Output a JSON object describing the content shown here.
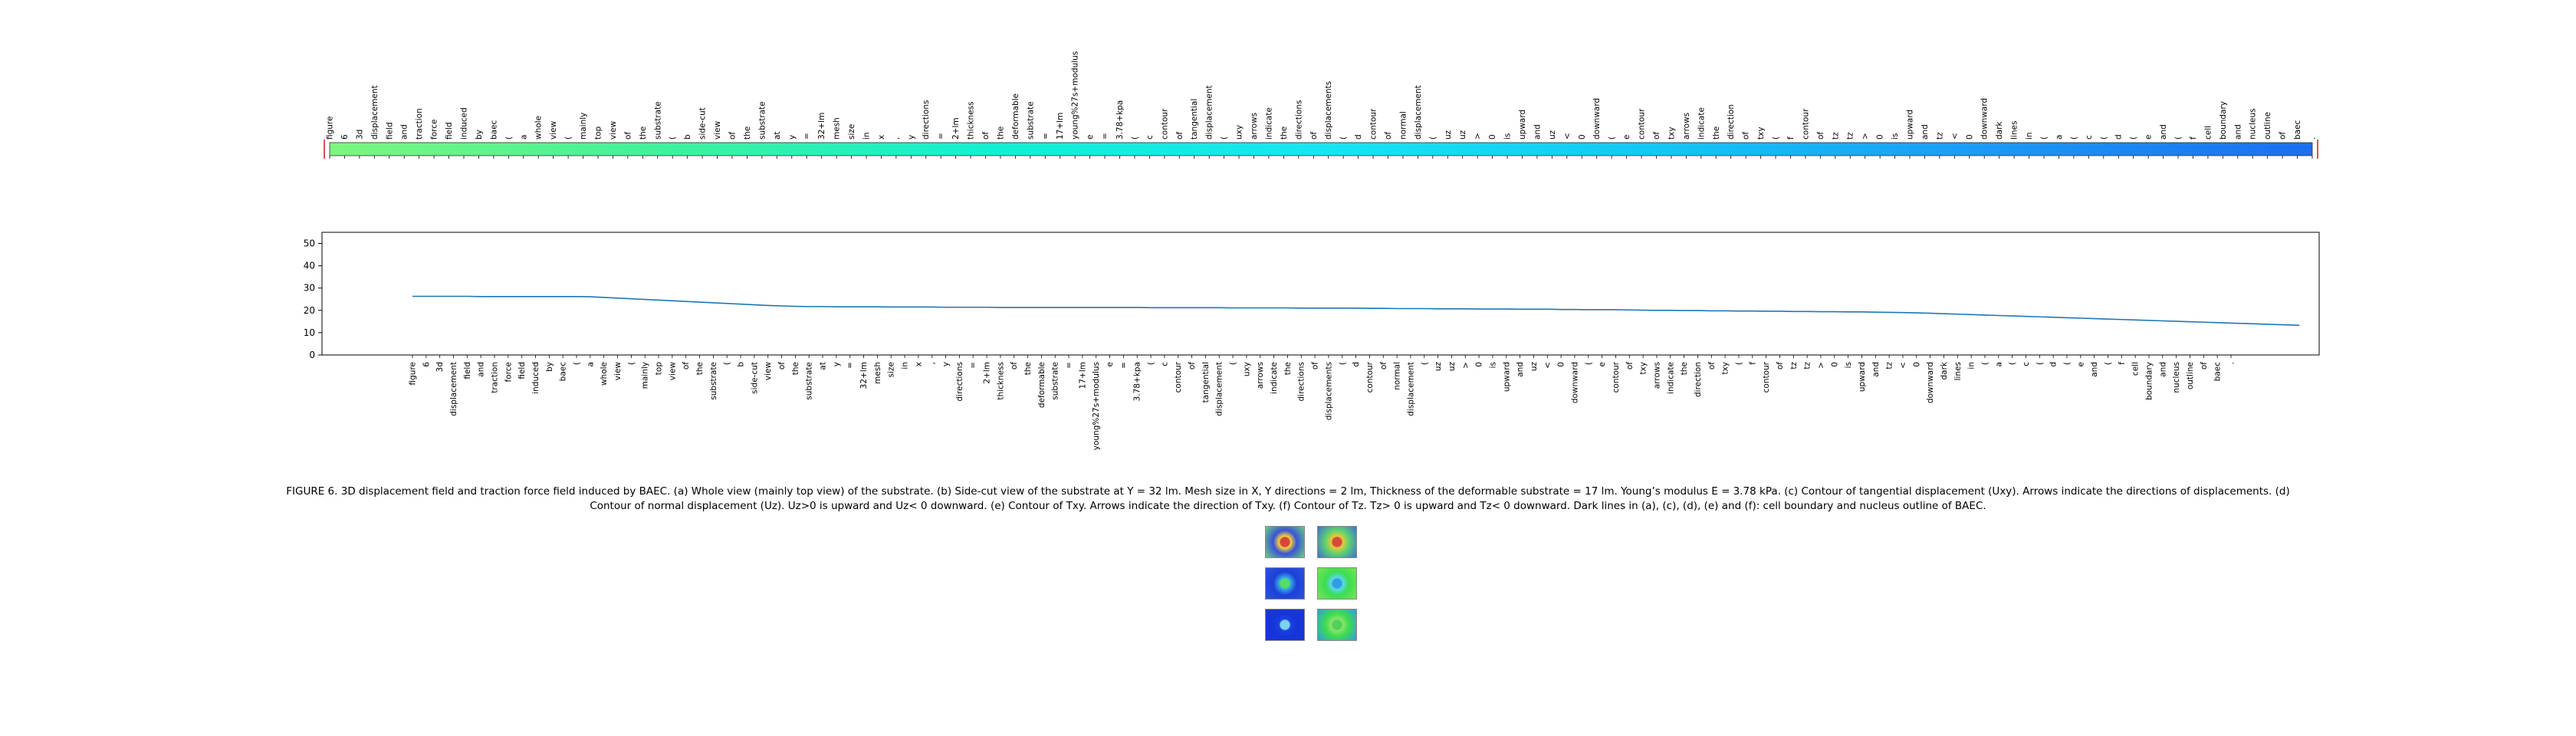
{
  "chart_data": {
    "type": "line",
    "title": "",
    "xlabel": "",
    "ylabel": "",
    "ylim": [
      0,
      55
    ],
    "yticks": [
      0,
      10,
      20,
      30,
      40,
      50
    ],
    "grid": false,
    "tokens": [
      "figure",
      "6",
      "3d",
      "displacement",
      "field",
      "and",
      "traction",
      "force",
      "field",
      "induced",
      "by",
      "baec",
      "(",
      "a",
      "whole",
      "view",
      "(",
      "mainly",
      "top",
      "view",
      "of",
      "the",
      "substrate",
      "(",
      "b",
      "side-cut",
      "view",
      "of",
      "the",
      "substrate",
      "at",
      "y",
      "=",
      "32+lm",
      "mesh",
      "size",
      "in",
      "x",
      ",",
      "y",
      "directions",
      "=",
      "2+lm",
      "thickness",
      "of",
      "the",
      "deformable",
      "substrate",
      "=",
      "17+lm",
      "young%27s+modulus",
      "e",
      "=",
      "3.78+kpa",
      "(",
      "c",
      "contour",
      "of",
      "tangential",
      "displacement",
      "(",
      "uxy",
      "arrows",
      "indicate",
      "the",
      "directions",
      "of",
      "displacements",
      "(",
      "d",
      "contour",
      "of",
      "normal",
      "displacement",
      "(",
      "uz",
      "uz",
      ">",
      "0",
      "is",
      "upward",
      "and",
      "uz",
      "<",
      "0",
      "downward",
      "(",
      "e",
      "contour",
      "of",
      "txy",
      "arrows",
      "indicate",
      "the",
      "direction",
      "of",
      "txy",
      "(",
      "f",
      "contour",
      "of",
      "tz",
      "tz",
      ">",
      "0",
      "is",
      "upward",
      "and",
      "tz",
      "<",
      "0",
      "downward",
      "dark",
      "lines",
      "in",
      "(",
      "a",
      "(",
      "c",
      "(",
      "d",
      "(",
      "e",
      "and",
      "(",
      "f",
      "cell",
      "boundary",
      "and",
      "nucleus",
      "outline",
      "of",
      "baec",
      "."
    ],
    "values": [
      26.3,
      26.3,
      26.3,
      26.3,
      26.3,
      26.2,
      26.2,
      26.2,
      26.2,
      26.2,
      26.2,
      26.2,
      26.2,
      26.1,
      25.8,
      25.5,
      25.2,
      24.9,
      24.6,
      24.3,
      24.0,
      23.7,
      23.4,
      23.1,
      22.8,
      22.5,
      22.2,
      22.0,
      21.8,
      21.7,
      21.7,
      21.6,
      21.6,
      21.6,
      21.6,
      21.5,
      21.5,
      21.5,
      21.5,
      21.4,
      21.4,
      21.4,
      21.4,
      21.3,
      21.3,
      21.3,
      21.3,
      21.3,
      21.3,
      21.3,
      21.3,
      21.3,
      21.3,
      21.3,
      21.2,
      21.2,
      21.2,
      21.2,
      21.2,
      21.2,
      21.1,
      21.1,
      21.1,
      21.1,
      21.1,
      21.0,
      21.0,
      21.0,
      21.0,
      21.0,
      20.9,
      20.9,
      20.8,
      20.8,
      20.8,
      20.7,
      20.7,
      20.7,
      20.6,
      20.6,
      20.6,
      20.5,
      20.5,
      20.5,
      20.4,
      20.4,
      20.3,
      20.3,
      20.3,
      20.2,
      20.1,
      20.0,
      20.0,
      19.9,
      19.9,
      19.8,
      19.8,
      19.7,
      19.7,
      19.6,
      19.6,
      19.5,
      19.5,
      19.4,
      19.4,
      19.3,
      19.3,
      19.2,
      19.1,
      19.0,
      18.9,
      18.7,
      18.5,
      18.3,
      18.1,
      17.9,
      17.7,
      17.5,
      17.3,
      17.1,
      16.9,
      16.7,
      16.5,
      16.3,
      16.1,
      15.9,
      15.7,
      15.5,
      15.3,
      15.1,
      14.9,
      14.7,
      14.5,
      14.3,
      14.1,
      13.9,
      13.7,
      13.5,
      13.3
    ]
  },
  "colorbar": {
    "stops": [
      "#7cf77e",
      "#3ff29b",
      "#12f0d2",
      "#16e6f2",
      "#12c8f5",
      "#1a9bf7",
      "#1a6ff0"
    ],
    "marker_color": "#d62728"
  },
  "caption": "FIGURE 6. 3D displacement field and traction force field induced by BAEC. (a) Whole view (mainly top view) of the substrate. (b) Side-cut view of the substrate at Y = 32 lm. Mesh size in X, Y directions = 2 lm, Thickness of the deformable substrate = 17 lm. Young’s modulus E = 3.78 kPa. (c) Contour of tangential displacement (Uxy). Arrows indicate the directions of displacements. (d) Contour of normal displacement (Uz). Uz>0 is upward and Uz< 0 downward. (e) Contour of Txy. Arrows indicate the direction of Txy. (f) Contour of Tz. Tz> 0 is upward and Tz< 0 downward. Dark lines in (a), (c), (d), (e) and (f): cell boundary and nucleus outline of BAEC.",
  "thumbnails": [
    {
      "name": "panel-a",
      "colors": [
        "#3b53d8",
        "#f3d23a",
        "#d6453a",
        "#67d27e"
      ]
    },
    {
      "name": "panel-b",
      "colors": [
        "#5fd36c",
        "#e6c93a",
        "#d64a3a",
        "#3a6ed8"
      ]
    },
    {
      "name": "panel-c",
      "colors": [
        "#1d3fd6",
        "#35a8e8",
        "#55dd66",
        "#2a55e0"
      ]
    },
    {
      "name": "panel-d",
      "colors": [
        "#3cdd52",
        "#5bd8e6",
        "#2f9de3",
        "#7ae35a"
      ]
    },
    {
      "name": "panel-e",
      "colors": [
        "#1535d8",
        "#1d3fe0",
        "#7ad3f0",
        "#1a36d6"
      ]
    },
    {
      "name": "panel-f",
      "colors": [
        "#3ddc4e",
        "#8ae36c",
        "#4fd15a",
        "#2f9de3"
      ]
    }
  ]
}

--

Nothing in the entries above should change when they are printed again, except that the pictures are dropped.

Output a JSON object describing the content shown here.
{
  "chart_data": {
    "type": "line",
    "title": "",
    "xlabel": "",
    "ylabel": "",
    "ylim": [
      0,
      55
    ],
    "yticks": [
      0,
      10,
      20,
      30,
      40,
      50
    ],
    "grid": false,
    "tokens": [
      "figure",
      "6",
      "3d",
      "displacement",
      "field",
      "and",
      "traction",
      "force",
      "field",
      "induced",
      "by",
      "baec",
      "(",
      "a",
      "whole",
      "view",
      "(",
      "mainly",
      "top",
      "view",
      "of",
      "the",
      "substrate",
      "(",
      "b",
      "side-cut",
      "view",
      "of",
      "the",
      "substrate",
      "at",
      "y",
      "=",
      "32+lm",
      "mesh",
      "size",
      "in",
      "x",
      ",",
      "y",
      "directions",
      "=",
      "2+lm",
      "thickness",
      "of",
      "the",
      "deformable",
      "substrate",
      "=",
      "17+lm",
      "young%27s+modulus",
      "e",
      "=",
      "3.78+kpa",
      "(",
      "c",
      "contour",
      "of",
      "tangential",
      "displacement",
      "(",
      "uxy",
      "arrows",
      "indicate",
      "the",
      "directions",
      "of",
      "displacements",
      "(",
      "d",
      "contour",
      "of",
      "normal",
      "displacement",
      "(",
      "uz",
      "uz",
      ">",
      "0",
      "is",
      "upward",
      "and",
      "uz",
      "<",
      "0",
      "downward",
      "(",
      "e",
      "contour",
      "of",
      "txy",
      "arrows",
      "indicate",
      "the",
      "direction",
      "of",
      "txy",
      "(",
      "f",
      "contour",
      "of",
      "tz",
      "tz",
      ">",
      "0",
      "is",
      "upward",
      "and",
      "tz",
      "<",
      "0",
      "downward",
      "dark",
      "lines",
      "in",
      "(",
      "a",
      "(",
      "c",
      "(",
      "d",
      "(",
      "e",
      "and",
      "(",
      "f",
      "cell",
      "boundary",
      "and",
      "nucleus",
      "outline",
      "of",
      "baec",
      "."
    ],
    "values": [
      26.3,
      26.3,
      26.3,
      26.3,
      26.3,
      26.2,
      26.2,
      26.2,
      26.2,
      26.2,
      26.2,
      26.2,
      26.2,
      26.1,
      25.8,
      25.5,
      25.2,
      24.9,
      24.6,
      24.3,
      24.0,
      23.7,
      23.4,
      23.1,
      22.8,
      22.5,
      22.2,
      22.0,
      21.8,
      21.7,
      21.7,
      21.6,
      21.6,
      21.6,
      21.6,
      21.5,
      21.5,
      21.5,
      21.5,
      21.4,
      21.4,
      21.4,
      21.4,
      21.3,
      21.3,
      21.3,
      21.3,
      21.3,
      21.3,
      21.3,
      21.3,
      21.3,
      21.3,
      21.3,
      21.2,
      21.2,
      21.2,
      21.2,
      21.2,
      21.2,
      21.1,
      21.1,
      21.1,
      21.1,
      21.1,
      21.0,
      21.0,
      21.0,
      21.0,
      21.0,
      20.9,
      20.9,
      20.8,
      20.8,
      20.8,
      20.7,
      20.7,
      20.7,
      20.6,
      20.6,
      20.6,
      20.5,
      20.5,
      20.5,
      20.4,
      20.4,
      20.3,
      20.3,
      20.3,
      20.2,
      20.1,
      20.0,
      20.0,
      19.9,
      19.9,
      19.8,
      19.8,
      19.7,
      19.7,
      19.6,
      19.6,
      19.5,
      19.5,
      19.4,
      19.4,
      19.3,
      19.3,
      19.2,
      19.1,
      19.0,
      18.9,
      18.7,
      18.5,
      18.3,
      18.1,
      17.9,
      17.7,
      17.5,
      17.3,
      17.1,
      16.9,
      16.7,
      16.5,
      16.3,
      16.1,
      15.9,
      15.7,
      15.5,
      15.3,
      15.1,
      14.9,
      14.7,
      14.5,
      14.3,
      14.1,
      13.9,
      13.7,
      13.5,
      13.3
    ]
  },
  "colorbar": {
    "stops": [
      "#7cf77e",
      "#3ff29b",
      "#12f0d2",
      "#16e6f2",
      "#12c8f5",
      "#1a9bf7",
      "#1a6ff0"
    ],
    "marker_color": "#d62728"
  },
  "caption": "FIGURE 6. 3D displacement field and traction force field induced by BAEC. (a) Whole view (mainly top view) of the substrate. (b) Side-cut view of the substrate at Y = 32 lm. Mesh size in X, Y directions = 2 lm, Thickness of the deformable substrate = 17 lm. Young’s modulus E = 3.78 kPa. (c) Contour of tangential displacement (Uxy). Arrows indicate the directions of displacements. (d) Contour of normal displacement (Uz). Uz>0 is upward and Uz< 0 downward. (e) Contour of Txy. Arrows indicate the direction of Txy. (f) Contour of Tz. Tz> 0 is upward and Tz< 0 downward. Dark lines in (a), (c), (d), (e) and (f): cell boundary and nucleus outline of BAEC.",
  "thumbnails": [
    {
      "name": "panel-a",
      "colors": [
        "#3b53d8",
        "#f3d23a",
        "#d6453a",
        "#67d27e"
      ]
    },
    {
      "name": "panel-b",
      "colors": [
        "#5fd36c",
        "#e6c93a",
        "#d64a3a",
        "#3a6ed8"
      ]
    },
    {
      "name": "panel-c",
      "colors": [
        "#1d3fd6",
        "#35a8e8",
        "#55dd66",
        "#2a55e0"
      ]
    },
    {
      "name": "panel-d",
      "colors": [
        "#3cdd52",
        "#5bd8e6",
        "#2f9de3",
        "#7ae35a"
      ]
    },
    {
      "name": "panel-e",
      "colors": [
        "#1535d8",
        "#1d3fe0",
        "#7ad3f0",
        "#1a36d6"
      ]
    },
    {
      "name": "panel-f",
      "colors": [
        "#3ddc4e",
        "#8ae36c",
        "#4fd15a",
        "#2f9de3"
      ]
    }
  ]
}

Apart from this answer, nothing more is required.